> **The request**
The records below must be transcribed exactly. Do not include the pictures.

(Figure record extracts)
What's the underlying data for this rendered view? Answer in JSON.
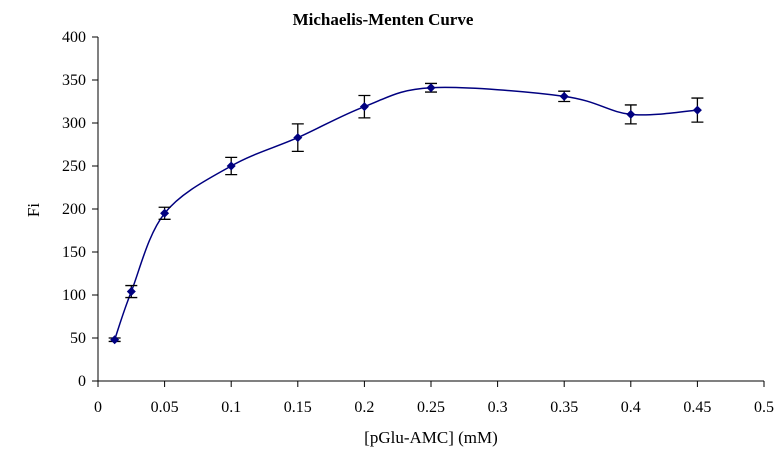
{
  "chart_data": {
    "type": "scatter",
    "title": "Michaelis-Menten Curve",
    "xlabel": "[pGlu-AMC] (mM)",
    "ylabel": "Fi",
    "xlim": [
      0,
      0.5
    ],
    "ylim": [
      0,
      400
    ],
    "xticks": [
      0,
      0.05,
      0.1,
      0.15,
      0.2,
      0.25,
      0.3,
      0.35,
      0.4,
      0.45,
      0.5
    ],
    "yticks": [
      0,
      50,
      100,
      150,
      200,
      250,
      300,
      350,
      400
    ],
    "xtick_labels": [
      "0",
      "0.05",
      "0.1",
      "0.15",
      "0.2",
      "0.25",
      "0.3",
      "0.35",
      "0.4",
      "0.45",
      "0.5"
    ],
    "ytick_labels": [
      "0",
      "50",
      "100",
      "150",
      "200",
      "250",
      "300",
      "350",
      "400"
    ],
    "grid": false,
    "legend": "none",
    "line_style": "smoothed",
    "series": [
      {
        "x": [
          0.0125,
          0.025,
          0.05,
          0.1,
          0.15,
          0.2,
          0.25,
          0.35,
          0.4,
          0.45
        ],
        "y": [
          48,
          104,
          195,
          250,
          283,
          319,
          341,
          331,
          310,
          315
        ],
        "error": [
          2,
          7,
          7,
          10,
          16,
          13,
          5,
          6,
          11,
          14
        ],
        "color": "#000080",
        "marker": "diamond"
      }
    ]
  }
}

> **Exercise output**
What's the underlying data for this rendered view? Answer in JSON.
{
  "chart_data": {
    "type": "scatter",
    "title": "Michaelis-Menten Curve",
    "xlabel": "[pGlu-AMC] (mM)",
    "ylabel": "Fi",
    "xlim": [
      0,
      0.5
    ],
    "ylim": [
      0,
      400
    ],
    "xticks": [
      0,
      0.05,
      0.1,
      0.15,
      0.2,
      0.25,
      0.3,
      0.35,
      0.4,
      0.45,
      0.5
    ],
    "yticks": [
      0,
      50,
      100,
      150,
      200,
      250,
      300,
      350,
      400
    ],
    "xtick_labels": [
      "0",
      "0.05",
      "0.1",
      "0.15",
      "0.2",
      "0.25",
      "0.3",
      "0.35",
      "0.4",
      "0.45",
      "0.5"
    ],
    "ytick_labels": [
      "0",
      "50",
      "100",
      "150",
      "200",
      "250",
      "300",
      "350",
      "400"
    ],
    "grid": false,
    "legend": "none",
    "line_style": "smoothed",
    "series": [
      {
        "x": [
          0.0125,
          0.025,
          0.05,
          0.1,
          0.15,
          0.2,
          0.25,
          0.35,
          0.4,
          0.45
        ],
        "y": [
          48,
          104,
          195,
          250,
          283,
          319,
          341,
          331,
          310,
          315
        ],
        "error": [
          2,
          7,
          7,
          10,
          16,
          13,
          5,
          6,
          11,
          14
        ],
        "color": "#000080",
        "marker": "diamond"
      }
    ]
  }
}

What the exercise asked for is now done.